SHORT EXERCISE: The listing below should be printed exactly, every line of it. Skip the pictures.

Data entries:
::::::::::
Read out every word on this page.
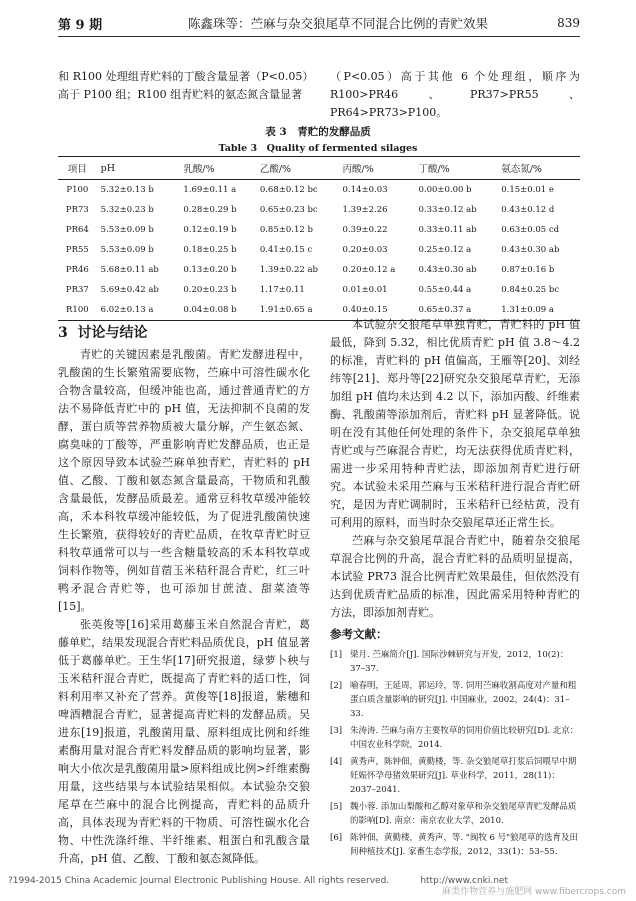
第 9 期	陈鑫珠等：苎麻与杂交狼尾草不同混合比例的青贮效果	839

和 R100 处理组青贮料的丁酸含量显著（P<0.05）高于 P100 组；R100 组青贮料的氨态氮含量显著

（P<0.05）高于其他 6 个处理组，顺序为 R100>PR46、PR37>PR55、PR64>PR73>P100。

表 3　青贮的发酵品质
Table 3　Quality of fermented silages
项目	pH	乳酸/%	乙酸/%	丙酸/%	丁酸/%	氨态氮/%
P100	5.32±0.13 b	1.69±0.11 a	0.68±0.12 bc	0.14±0.03	0.00±0.00 b	0.15±0.01 e
PR73	5.32±0.23 b	0.28±0.29 b	0.65±0.23 bc	1.39±2.26	0.33±0.12 ab	0.43±0.12 d
PR64	5.53±0.09 b	0.12±0.19 b	0.85±0.12 b	0.39±0.22	0.33±0.11 ab	0.63±0.05 cd
PR55	5.53±0.09 b	0.18±0.25 b	0.41±0.15 c	0.20±0.03	0.25±0.12 a	0.43±0.30 ab
PR46	5.68±0.11 ab	0.13±0.20 b	1.39±0.22 ab	0.20±0.12 a	0.43±0.30 ab	0.87±0.16 b
PR37	5.69±0.42 ab	0.20±0.23 b	1.17±0.11	0.01±0.01	0.55±0.44 a	0.84±0.25 bc
R100	6.02±0.13 a	0.04±0.08 b	1.91±0.65 a	0.40±0.15	0.65±0.37 a	1.31±0.09 a
3 讨论与结论

青贮的关键因素是乳酸菌。青贮发酵进程中，乳酸菌的生长繁殖需要底物，苎麻中可溶性碳水化合物含量较高，但缓冲能也高，通过普通青贮的方法不易降低青贮中的 pH 值，无法抑制不良菌的发酵，蛋白质等营养物质被大量分解，产生氨态氮、腐臭味的丁酸等，严重影响青贮发酵品质，也正是这个原因导致本试验苎麻单独青贮，青贮料的 pH 值、乙酸、丁酸和氨态氮含量最高，干物质和乳酸含量最低，发酵品质最差。通常豆科牧草缓冲能较高，禾本科牧草缓冲能较低，为了促进乳酸菌快速生长繁殖，获得较好的青贮品质，在牧草青贮时豆科牧草通常可以与一些含糖量较高的禾本科牧草或饲料作物等，例如苜蓿玉米秸秆混合青贮，红三叶鸭矛混合青贮等，也可添加甘蔗渣、甜菜渣等[15]。

张英俊等[16]采用葛藤玉米自然混合青贮，葛藤单贮，结果发现混合青贮料品质优良，pH 值显著低于葛藤单贮。王生华[17]研究报道，绿萝卜秧与玉米秸秆混合青贮，既提高了青贮料的适口性，饲料利用率又补充了营养。黄俊等[18]报道，紫穗和啤酒糟混合青贮，显著提高青贮料的发酵品质。吴进东[19]报道，乳酸菌用量、原料组成比例和纤维素酶用量对混合青贮料发酵品质的影响均显著，影响大小依次是乳酸菌用量>原料组成比例>纤维素酶用量，这些结果与本试验结果相似。本试验杂交狼尾草在苎麻中的混合比例提高，青贮料的品质升高，具体表现为青贮料的干物质、可溶性碳水化合物、中性洗涤纤维、半纤维素、粗蛋白和乳酸含量升高，pH 值、乙酸、丁酸和氨态氮降低。

本试验杂交狼尾草单独青贮，青贮料的 pH 值最低，降到 5.32，相比优质青贮 pH 值 3.8～4.2 的标准，青贮料的 pH 值偏高，王雁等[20]、刘经纬等[21]、郑丹等[22]研究杂交狼尾草青贮，无添加组 pH 值均未达到 4.2 以下，添加丙酸、纤维素酶、乳酸菌等添加剂后，青贮料 pH 显著降低。说明在没有其他任何处理的条件下，杂交狼尾草单独青贮或与苎麻混合青贮，均无法获得优质青贮料，需进一步采用特种青贮法，即添加剂青贮进行研究。本试验未采用苎麻与玉米秸秆进行混合青贮研究，是因为青贮调制时，玉米秸秆已经枯黄，没有可利用的原料，而当时杂交狼尾草还正常生长。

苎麻与杂交狼尾草混合青贮中，随着杂交狼尾草混合比例的升高，混合青贮料的品质明显提高，本试验 PR73 混合比例青贮效果最佳，但依然没有达到优质青贮品质的标准，因此需采用特种青贮的方法，即添加剂青贮。

参考文献：
[1] 梁月. 苎麻简介[J]. 国际沙棘研究与开发，2012，10(2)：37–37.
[2] 喻春明，王延周，郭运玲，等. 饲用苎麻收割高度对产量和粗蛋白质含量影响的研究[J]. 中国麻业，2002，24(4)：31–33.
[3] 朱涛涛. 苎麻与南方主要牧草的饲用价值比较研究[D]. 北京：中国农业科学院，2014.
[4] 黄秀声，陈钟佃，黄勤楼，等. 杂交狼尾草打浆后饲喂早中期妊娠怀孕母猪效果研究[J]. 草业科学，2011，28(11)：2037–2041.
[5] 魏小蓉. 添加山梨酸和乙醇对象草和杂交狼尾草青贮发酵品质的影响[D]. 南京：南京农业大学，2010.
[6] 陈钟佃，黄勤楼，黄秀声，等. "闽牧 6 号"狼尾草的选育及田间种植技术[J]. 家畜生态学报，2012，33(1)：53–55.
?1994-2015 China Academic Journal Electronic Publishing House. All rights reserved.	http://www.cnki.net
麻类作物营养与施肥网 www.fibercrops.com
::::::::::
RESULT FOR THIS EXERCISE:
Read out every word on this page.
第 9 期	陈鑫珠等：苎麻与杂交狼尾草不同混合比例的青贮效果	839

和 R100 处理组青贮料的丁酸含量显著（P<0.05）高于 P100 组；R100 组青贮料的氨态氮含量显著

（P<0.05）高于其他 6 个处理组，顺序为 R100>PR46、PR37>PR55、PR64>PR73>P100。

表 3　青贮的发酵品质
Table 3　Quality of fermented silages
项目	pH	乳酸/%	乙酸/%	丙酸/%	丁酸/%	氨态氮/%
P100	5.32±0.13 b	1.69±0.11 a	0.68±0.12 bc	0.14±0.03	0.00±0.00 b	0.15±0.01 e
PR73	5.32±0.23 b	0.28±0.29 b	0.65±0.23 bc	1.39±2.26	0.33±0.12 ab	0.43±0.12 d
PR64	5.53±0.09 b	0.12±0.19 b	0.85±0.12 b	0.39±0.22	0.33±0.11 ab	0.63±0.05 cd
PR55	5.53±0.09 b	0.18±0.25 b	0.41±0.15 c	0.20±0.03	0.25±0.12 a	0.43±0.30 ab
PR46	5.68±0.11 ab	0.13±0.20 b	1.39±0.22 ab	0.20±0.12 a	0.43±0.30 ab	0.87±0.16 b
PR37	5.69±0.42 ab	0.20±0.23 b	1.17±0.11	0.01±0.01	0.55±0.44 a	0.84±0.25 bc
R100	6.02±0.13 a	0.04±0.08 b	1.91±0.65 a	0.40±0.15	0.65±0.37 a	1.31±0.09 a
3 讨论与结论

青贮的关键因素是乳酸菌。青贮发酵进程中，乳酸菌的生长繁殖需要底物，苎麻中可溶性碳水化合物含量较高，但缓冲能也高，通过普通青贮的方法不易降低青贮中的 pH 值，无法抑制不良菌的发酵，蛋白质等营养物质被大量分解，产生氨态氮、腐臭味的丁酸等，严重影响青贮发酵品质，也正是这个原因导致本试验苎麻单独青贮，青贮料的 pH 值、乙酸、丁酸和氨态氮含量最高，干物质和乳酸含量最低，发酵品质最差。通常豆科牧草缓冲能较高，禾本科牧草缓冲能较低，为了促进乳酸菌快速生长繁殖，获得较好的青贮品质，在牧草青贮时豆科牧草通常可以与一些含糖量较高的禾本科牧草或饲料作物等，例如苜蓿玉米秸秆混合青贮，红三叶鸭矛混合青贮等，也可添加甘蔗渣、甜菜渣等[15]。

张英俊等[16]采用葛藤玉米自然混合青贮，葛藤单贮，结果发现混合青贮料品质优良，pH 值显著低于葛藤单贮。王生华[17]研究报道，绿萝卜秧与玉米秸秆混合青贮，既提高了青贮料的适口性，饲料利用率又补充了营养。黄俊等[18]报道，紫穗和啤酒糟混合青贮，显著提高青贮料的发酵品质。吴进东[19]报道，乳酸菌用量、原料组成比例和纤维素酶用量对混合青贮料发酵品质的影响均显著，影响大小依次是乳酸菌用量>原料组成比例>纤维素酶用量，这些结果与本试验结果相似。本试验杂交狼尾草在苎麻中的混合比例提高，青贮料的品质升高，具体表现为青贮料的干物质、可溶性碳水化合物、中性洗涤纤维、半纤维素、粗蛋白和乳酸含量升高，pH 值、乙酸、丁酸和氨态氮降低。

本试验杂交狼尾草单独青贮，青贮料的 pH 值最低，降到 5.32，相比优质青贮 pH 值 3.8～4.2 的标准，青贮料的 pH 值偏高，王雁等[20]、刘经纬等[21]、郑丹等[22]研究杂交狼尾草青贮，无添加组 pH 值均未达到 4.2 以下，添加丙酸、纤维素酶、乳酸菌等添加剂后，青贮料 pH 显著降低。说明在没有其他任何处理的条件下，杂交狼尾草单独青贮或与苎麻混合青贮，均无法获得优质青贮料，需进一步采用特种青贮法，即添加剂青贮进行研究。本试验未采用苎麻与玉米秸秆进行混合青贮研究，是因为青贮调制时，玉米秸秆已经枯黄，没有可利用的原料，而当时杂交狼尾草还正常生长。

苎麻与杂交狼尾草混合青贮中，随着杂交狼尾草混合比例的升高，混合青贮料的品质明显提高，本试验 PR73 混合比例青贮效果最佳，但依然没有达到优质青贮品质的标准，因此需采用特种青贮的方法，即添加剂青贮。

参考文献：
[1] 梁月. 苎麻简介[J]. 国际沙棘研究与开发，2012，10(2)：37–37.
[2] 喻春明，王延周，郭运玲，等. 饲用苎麻收割高度对产量和粗蛋白质含量影响的研究[J]. 中国麻业，2002，24(4)：31–33.
[3] 朱涛涛. 苎麻与南方主要牧草的饲用价值比较研究[D]. 北京：中国农业科学院，2014.
[4] 黄秀声，陈钟佃，黄勤楼，等. 杂交狼尾草打浆后饲喂早中期妊娠怀孕母猪效果研究[J]. 草业科学，2011，28(11)：2037–2041.
[5] 魏小蓉. 添加山梨酸和乙醇对象草和杂交狼尾草青贮发酵品质的影响[D]. 南京：南京农业大学，2010.
[6] 陈钟佃，黄勤楼，黄秀声，等. "闽牧 6 号"狼尾草的选育及田间种植技术[J]. 家畜生态学报，2012，33(1)：53–55.
?1994-2015 China Academic Journal Electronic Publishing House. All rights reserved.	http://www.cnki.net
麻类作物营养与施肥网 www.fibercrops.com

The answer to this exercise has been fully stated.